Task goal -> Your task is to repeat the lines below exactly, excluding any pictures they contain.
--- start Dataset rows ---
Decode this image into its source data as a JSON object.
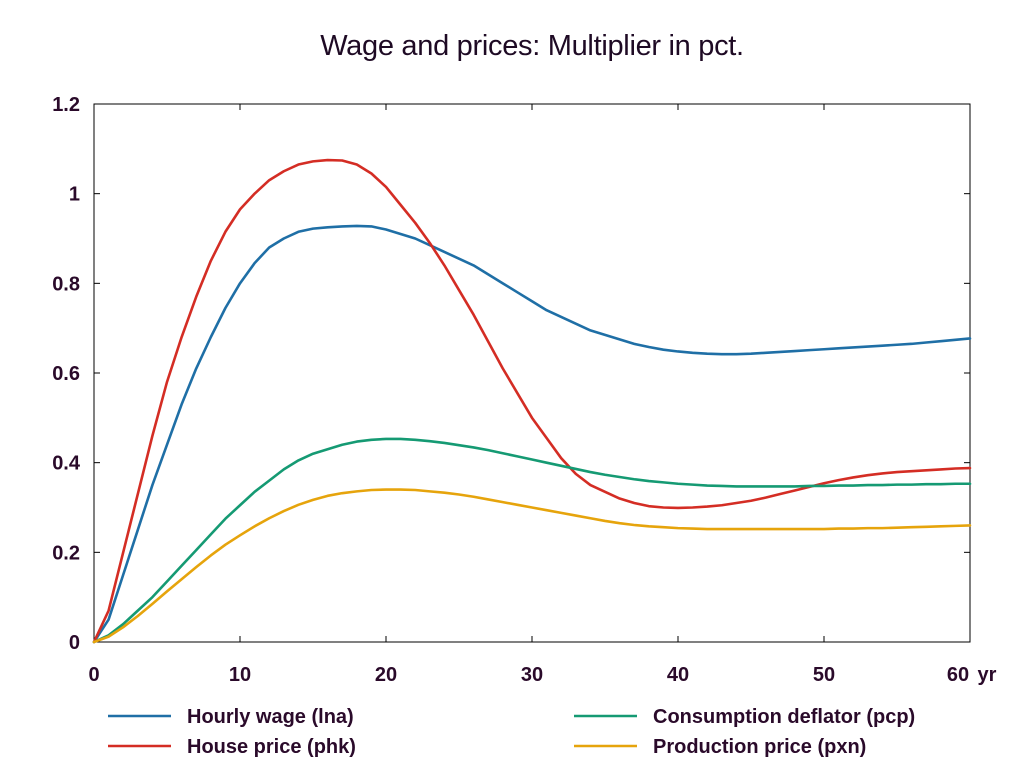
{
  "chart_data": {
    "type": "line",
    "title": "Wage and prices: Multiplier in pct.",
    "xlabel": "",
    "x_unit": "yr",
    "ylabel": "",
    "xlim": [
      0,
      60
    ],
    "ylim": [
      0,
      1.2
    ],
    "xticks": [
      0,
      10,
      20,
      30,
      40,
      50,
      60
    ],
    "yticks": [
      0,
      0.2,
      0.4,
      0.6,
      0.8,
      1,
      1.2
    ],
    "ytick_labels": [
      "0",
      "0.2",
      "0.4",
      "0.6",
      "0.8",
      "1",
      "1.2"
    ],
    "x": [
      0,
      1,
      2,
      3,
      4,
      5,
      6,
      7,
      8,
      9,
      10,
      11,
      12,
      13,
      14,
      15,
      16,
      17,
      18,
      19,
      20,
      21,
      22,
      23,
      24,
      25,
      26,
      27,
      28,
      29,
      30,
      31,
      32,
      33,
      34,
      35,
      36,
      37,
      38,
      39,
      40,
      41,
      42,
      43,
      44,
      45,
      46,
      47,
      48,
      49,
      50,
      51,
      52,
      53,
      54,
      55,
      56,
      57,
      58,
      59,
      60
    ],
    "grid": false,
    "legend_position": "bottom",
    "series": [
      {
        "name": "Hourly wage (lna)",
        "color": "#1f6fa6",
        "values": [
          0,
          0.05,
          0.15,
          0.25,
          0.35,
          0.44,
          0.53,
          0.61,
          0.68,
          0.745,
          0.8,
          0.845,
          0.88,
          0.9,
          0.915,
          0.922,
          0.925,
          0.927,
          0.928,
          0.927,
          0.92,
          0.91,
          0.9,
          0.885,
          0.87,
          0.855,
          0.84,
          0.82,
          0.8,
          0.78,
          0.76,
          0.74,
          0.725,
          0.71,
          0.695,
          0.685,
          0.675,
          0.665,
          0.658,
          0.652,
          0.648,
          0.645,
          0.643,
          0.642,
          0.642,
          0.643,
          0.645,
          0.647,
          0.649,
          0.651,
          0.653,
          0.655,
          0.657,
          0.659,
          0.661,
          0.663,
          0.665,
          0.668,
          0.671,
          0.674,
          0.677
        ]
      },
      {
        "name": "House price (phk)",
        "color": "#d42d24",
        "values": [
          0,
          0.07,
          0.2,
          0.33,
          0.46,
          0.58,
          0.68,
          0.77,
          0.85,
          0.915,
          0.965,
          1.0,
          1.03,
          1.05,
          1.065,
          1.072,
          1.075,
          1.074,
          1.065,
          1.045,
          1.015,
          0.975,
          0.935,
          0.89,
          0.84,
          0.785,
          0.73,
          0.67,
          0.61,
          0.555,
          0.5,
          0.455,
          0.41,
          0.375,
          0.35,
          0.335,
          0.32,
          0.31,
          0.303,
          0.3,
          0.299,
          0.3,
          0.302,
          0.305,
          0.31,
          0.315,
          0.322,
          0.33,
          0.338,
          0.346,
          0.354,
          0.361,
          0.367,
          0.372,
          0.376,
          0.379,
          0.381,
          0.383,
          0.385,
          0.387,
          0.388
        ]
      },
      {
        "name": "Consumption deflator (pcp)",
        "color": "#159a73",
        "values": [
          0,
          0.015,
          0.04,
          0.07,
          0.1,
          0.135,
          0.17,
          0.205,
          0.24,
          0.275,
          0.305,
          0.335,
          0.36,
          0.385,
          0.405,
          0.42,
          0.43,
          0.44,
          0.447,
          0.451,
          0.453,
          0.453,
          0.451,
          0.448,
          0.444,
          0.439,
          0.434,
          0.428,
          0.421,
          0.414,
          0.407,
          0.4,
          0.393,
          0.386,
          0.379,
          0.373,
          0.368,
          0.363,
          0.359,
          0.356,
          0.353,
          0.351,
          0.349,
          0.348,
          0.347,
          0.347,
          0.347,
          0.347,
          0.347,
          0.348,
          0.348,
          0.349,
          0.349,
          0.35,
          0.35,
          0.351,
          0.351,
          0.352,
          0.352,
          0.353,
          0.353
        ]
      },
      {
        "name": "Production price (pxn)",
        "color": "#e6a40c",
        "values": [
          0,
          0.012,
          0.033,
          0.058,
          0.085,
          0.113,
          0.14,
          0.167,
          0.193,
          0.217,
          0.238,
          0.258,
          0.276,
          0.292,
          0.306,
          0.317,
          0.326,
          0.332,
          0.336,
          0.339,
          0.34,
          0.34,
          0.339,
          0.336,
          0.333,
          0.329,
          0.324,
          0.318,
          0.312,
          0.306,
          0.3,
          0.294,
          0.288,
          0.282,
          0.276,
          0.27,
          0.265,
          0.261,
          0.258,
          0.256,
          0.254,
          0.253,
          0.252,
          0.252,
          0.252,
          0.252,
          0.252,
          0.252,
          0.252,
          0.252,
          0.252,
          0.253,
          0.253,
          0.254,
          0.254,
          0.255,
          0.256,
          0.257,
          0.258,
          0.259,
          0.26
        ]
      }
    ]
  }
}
--- end Dataset rows ---
Task output ->
Decode this image into its source data as a JSON object.
{
  "chart_data": {
    "type": "line",
    "title": "Wage and prices: Multiplier in pct.",
    "xlabel": "",
    "x_unit": "yr",
    "ylabel": "",
    "xlim": [
      0,
      60
    ],
    "ylim": [
      0,
      1.2
    ],
    "xticks": [
      0,
      10,
      20,
      30,
      40,
      50,
      60
    ],
    "yticks": [
      0,
      0.2,
      0.4,
      0.6,
      0.8,
      1,
      1.2
    ],
    "ytick_labels": [
      "0",
      "0.2",
      "0.4",
      "0.6",
      "0.8",
      "1",
      "1.2"
    ],
    "x": [
      0,
      1,
      2,
      3,
      4,
      5,
      6,
      7,
      8,
      9,
      10,
      11,
      12,
      13,
      14,
      15,
      16,
      17,
      18,
      19,
      20,
      21,
      22,
      23,
      24,
      25,
      26,
      27,
      28,
      29,
      30,
      31,
      32,
      33,
      34,
      35,
      36,
      37,
      38,
      39,
      40,
      41,
      42,
      43,
      44,
      45,
      46,
      47,
      48,
      49,
      50,
      51,
      52,
      53,
      54,
      55,
      56,
      57,
      58,
      59,
      60
    ],
    "grid": false,
    "legend_position": "bottom",
    "series": [
      {
        "name": "Hourly wage (lna)",
        "color": "#1f6fa6",
        "values": [
          0,
          0.05,
          0.15,
          0.25,
          0.35,
          0.44,
          0.53,
          0.61,
          0.68,
          0.745,
          0.8,
          0.845,
          0.88,
          0.9,
          0.915,
          0.922,
          0.925,
          0.927,
          0.928,
          0.927,
          0.92,
          0.91,
          0.9,
          0.885,
          0.87,
          0.855,
          0.84,
          0.82,
          0.8,
          0.78,
          0.76,
          0.74,
          0.725,
          0.71,
          0.695,
          0.685,
          0.675,
          0.665,
          0.658,
          0.652,
          0.648,
          0.645,
          0.643,
          0.642,
          0.642,
          0.643,
          0.645,
          0.647,
          0.649,
          0.651,
          0.653,
          0.655,
          0.657,
          0.659,
          0.661,
          0.663,
          0.665,
          0.668,
          0.671,
          0.674,
          0.677
        ]
      },
      {
        "name": "House price (phk)",
        "color": "#d42d24",
        "values": [
          0,
          0.07,
          0.2,
          0.33,
          0.46,
          0.58,
          0.68,
          0.77,
          0.85,
          0.915,
          0.965,
          1.0,
          1.03,
          1.05,
          1.065,
          1.072,
          1.075,
          1.074,
          1.065,
          1.045,
          1.015,
          0.975,
          0.935,
          0.89,
          0.84,
          0.785,
          0.73,
          0.67,
          0.61,
          0.555,
          0.5,
          0.455,
          0.41,
          0.375,
          0.35,
          0.335,
          0.32,
          0.31,
          0.303,
          0.3,
          0.299,
          0.3,
          0.302,
          0.305,
          0.31,
          0.315,
          0.322,
          0.33,
          0.338,
          0.346,
          0.354,
          0.361,
          0.367,
          0.372,
          0.376,
          0.379,
          0.381,
          0.383,
          0.385,
          0.387,
          0.388
        ]
      },
      {
        "name": "Consumption deflator (pcp)",
        "color": "#159a73",
        "values": [
          0,
          0.015,
          0.04,
          0.07,
          0.1,
          0.135,
          0.17,
          0.205,
          0.24,
          0.275,
          0.305,
          0.335,
          0.36,
          0.385,
          0.405,
          0.42,
          0.43,
          0.44,
          0.447,
          0.451,
          0.453,
          0.453,
          0.451,
          0.448,
          0.444,
          0.439,
          0.434,
          0.428,
          0.421,
          0.414,
          0.407,
          0.4,
          0.393,
          0.386,
          0.379,
          0.373,
          0.368,
          0.363,
          0.359,
          0.356,
          0.353,
          0.351,
          0.349,
          0.348,
          0.347,
          0.347,
          0.347,
          0.347,
          0.347,
          0.348,
          0.348,
          0.349,
          0.349,
          0.35,
          0.35,
          0.351,
          0.351,
          0.352,
          0.352,
          0.353,
          0.353
        ]
      },
      {
        "name": "Production price (pxn)",
        "color": "#e6a40c",
        "values": [
          0,
          0.012,
          0.033,
          0.058,
          0.085,
          0.113,
          0.14,
          0.167,
          0.193,
          0.217,
          0.238,
          0.258,
          0.276,
          0.292,
          0.306,
          0.317,
          0.326,
          0.332,
          0.336,
          0.339,
          0.34,
          0.34,
          0.339,
          0.336,
          0.333,
          0.329,
          0.324,
          0.318,
          0.312,
          0.306,
          0.3,
          0.294,
          0.288,
          0.282,
          0.276,
          0.27,
          0.265,
          0.261,
          0.258,
          0.256,
          0.254,
          0.253,
          0.252,
          0.252,
          0.252,
          0.252,
          0.252,
          0.252,
          0.252,
          0.252,
          0.252,
          0.253,
          0.253,
          0.254,
          0.254,
          0.255,
          0.256,
          0.257,
          0.258,
          0.259,
          0.26
        ]
      }
    ]
  }
}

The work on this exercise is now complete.